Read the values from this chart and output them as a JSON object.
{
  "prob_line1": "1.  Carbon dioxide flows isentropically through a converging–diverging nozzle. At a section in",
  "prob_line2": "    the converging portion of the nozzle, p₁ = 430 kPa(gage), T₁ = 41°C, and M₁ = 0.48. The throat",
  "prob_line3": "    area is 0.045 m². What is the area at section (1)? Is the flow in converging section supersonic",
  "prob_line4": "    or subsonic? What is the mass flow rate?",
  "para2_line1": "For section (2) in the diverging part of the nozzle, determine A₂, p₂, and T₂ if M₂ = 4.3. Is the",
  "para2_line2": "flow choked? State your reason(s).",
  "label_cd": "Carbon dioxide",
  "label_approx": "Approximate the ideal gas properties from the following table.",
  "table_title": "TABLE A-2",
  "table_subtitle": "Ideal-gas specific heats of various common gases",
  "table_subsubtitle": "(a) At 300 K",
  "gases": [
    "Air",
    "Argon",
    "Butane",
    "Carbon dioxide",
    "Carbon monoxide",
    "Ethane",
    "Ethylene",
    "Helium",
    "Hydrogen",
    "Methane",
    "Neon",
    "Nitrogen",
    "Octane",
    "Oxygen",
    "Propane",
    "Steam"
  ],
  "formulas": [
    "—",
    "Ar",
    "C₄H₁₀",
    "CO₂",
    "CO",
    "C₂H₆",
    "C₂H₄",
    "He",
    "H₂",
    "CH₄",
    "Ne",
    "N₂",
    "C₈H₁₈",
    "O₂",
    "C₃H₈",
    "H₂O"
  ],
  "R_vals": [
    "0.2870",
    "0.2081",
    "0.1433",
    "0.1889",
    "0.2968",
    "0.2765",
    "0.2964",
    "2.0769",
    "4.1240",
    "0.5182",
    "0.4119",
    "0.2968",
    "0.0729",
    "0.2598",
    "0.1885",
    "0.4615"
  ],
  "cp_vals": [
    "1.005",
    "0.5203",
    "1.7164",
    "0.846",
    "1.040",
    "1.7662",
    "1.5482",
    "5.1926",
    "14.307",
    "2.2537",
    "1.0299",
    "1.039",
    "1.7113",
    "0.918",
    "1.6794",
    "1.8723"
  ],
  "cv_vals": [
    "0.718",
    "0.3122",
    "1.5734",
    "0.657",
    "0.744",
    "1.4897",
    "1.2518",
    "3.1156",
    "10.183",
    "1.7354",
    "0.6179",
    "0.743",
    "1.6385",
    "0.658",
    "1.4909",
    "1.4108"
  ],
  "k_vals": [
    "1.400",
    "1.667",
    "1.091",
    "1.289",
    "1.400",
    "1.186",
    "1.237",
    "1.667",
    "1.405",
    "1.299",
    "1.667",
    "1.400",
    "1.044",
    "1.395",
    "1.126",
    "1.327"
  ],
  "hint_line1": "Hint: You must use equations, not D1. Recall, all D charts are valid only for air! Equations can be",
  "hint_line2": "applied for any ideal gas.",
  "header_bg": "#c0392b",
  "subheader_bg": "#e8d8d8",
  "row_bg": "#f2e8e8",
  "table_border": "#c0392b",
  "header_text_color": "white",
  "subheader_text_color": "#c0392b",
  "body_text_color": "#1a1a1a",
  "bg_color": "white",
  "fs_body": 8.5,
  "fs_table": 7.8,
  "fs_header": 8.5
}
#####
> _What needs to be done_:
Type the material above out again, exactly.

> _Solution below_:
Read the values from this chart and output them as a JSON object.
{
  "prob_line1": "1.  Carbon dioxide flows isentropically through a converging–diverging nozzle. At a section in",
  "prob_line2": "    the converging portion of the nozzle, p₁ = 430 kPa(gage), T₁ = 41°C, and M₁ = 0.48. The throat",
  "prob_line3": "    area is 0.045 m². What is the area at section (1)? Is the flow in converging section supersonic",
  "prob_line4": "    or subsonic? What is the mass flow rate?",
  "para2_line1": "For section (2) in the diverging part of the nozzle, determine A₂, p₂, and T₂ if M₂ = 4.3. Is the",
  "para2_line2": "flow choked? State your reason(s).",
  "label_cd": "Carbon dioxide",
  "label_approx": "Approximate the ideal gas properties from the following table.",
  "table_title": "TABLE A-2",
  "table_subtitle": "Ideal-gas specific heats of various common gases",
  "table_subsubtitle": "(a) At 300 K",
  "gases": [
    "Air",
    "Argon",
    "Butane",
    "Carbon dioxide",
    "Carbon monoxide",
    "Ethane",
    "Ethylene",
    "Helium",
    "Hydrogen",
    "Methane",
    "Neon",
    "Nitrogen",
    "Octane",
    "Oxygen",
    "Propane",
    "Steam"
  ],
  "formulas": [
    "—",
    "Ar",
    "C₄H₁₀",
    "CO₂",
    "CO",
    "C₂H₆",
    "C₂H₄",
    "He",
    "H₂",
    "CH₄",
    "Ne",
    "N₂",
    "C₈H₁₈",
    "O₂",
    "C₃H₈",
    "H₂O"
  ],
  "R_vals": [
    "0.2870",
    "0.2081",
    "0.1433",
    "0.1889",
    "0.2968",
    "0.2765",
    "0.2964",
    "2.0769",
    "4.1240",
    "0.5182",
    "0.4119",
    "0.2968",
    "0.0729",
    "0.2598",
    "0.1885",
    "0.4615"
  ],
  "cp_vals": [
    "1.005",
    "0.5203",
    "1.7164",
    "0.846",
    "1.040",
    "1.7662",
    "1.5482",
    "5.1926",
    "14.307",
    "2.2537",
    "1.0299",
    "1.039",
    "1.7113",
    "0.918",
    "1.6794",
    "1.8723"
  ],
  "cv_vals": [
    "0.718",
    "0.3122",
    "1.5734",
    "0.657",
    "0.744",
    "1.4897",
    "1.2518",
    "3.1156",
    "10.183",
    "1.7354",
    "0.6179",
    "0.743",
    "1.6385",
    "0.658",
    "1.4909",
    "1.4108"
  ],
  "k_vals": [
    "1.400",
    "1.667",
    "1.091",
    "1.289",
    "1.400",
    "1.186",
    "1.237",
    "1.667",
    "1.405",
    "1.299",
    "1.667",
    "1.400",
    "1.044",
    "1.395",
    "1.126",
    "1.327"
  ],
  "hint_line1": "Hint: You must use equations, not D1. Recall, all D charts are valid only for air! Equations can be",
  "hint_line2": "applied for any ideal gas.",
  "header_bg": "#c0392b",
  "subheader_bg": "#e8d8d8",
  "row_bg": "#f2e8e8",
  "table_border": "#c0392b",
  "header_text_color": "white",
  "subheader_text_color": "#c0392b",
  "body_text_color": "#1a1a1a",
  "bg_color": "white",
  "fs_body": 8.5,
  "fs_table": 7.8,
  "fs_header": 8.5
}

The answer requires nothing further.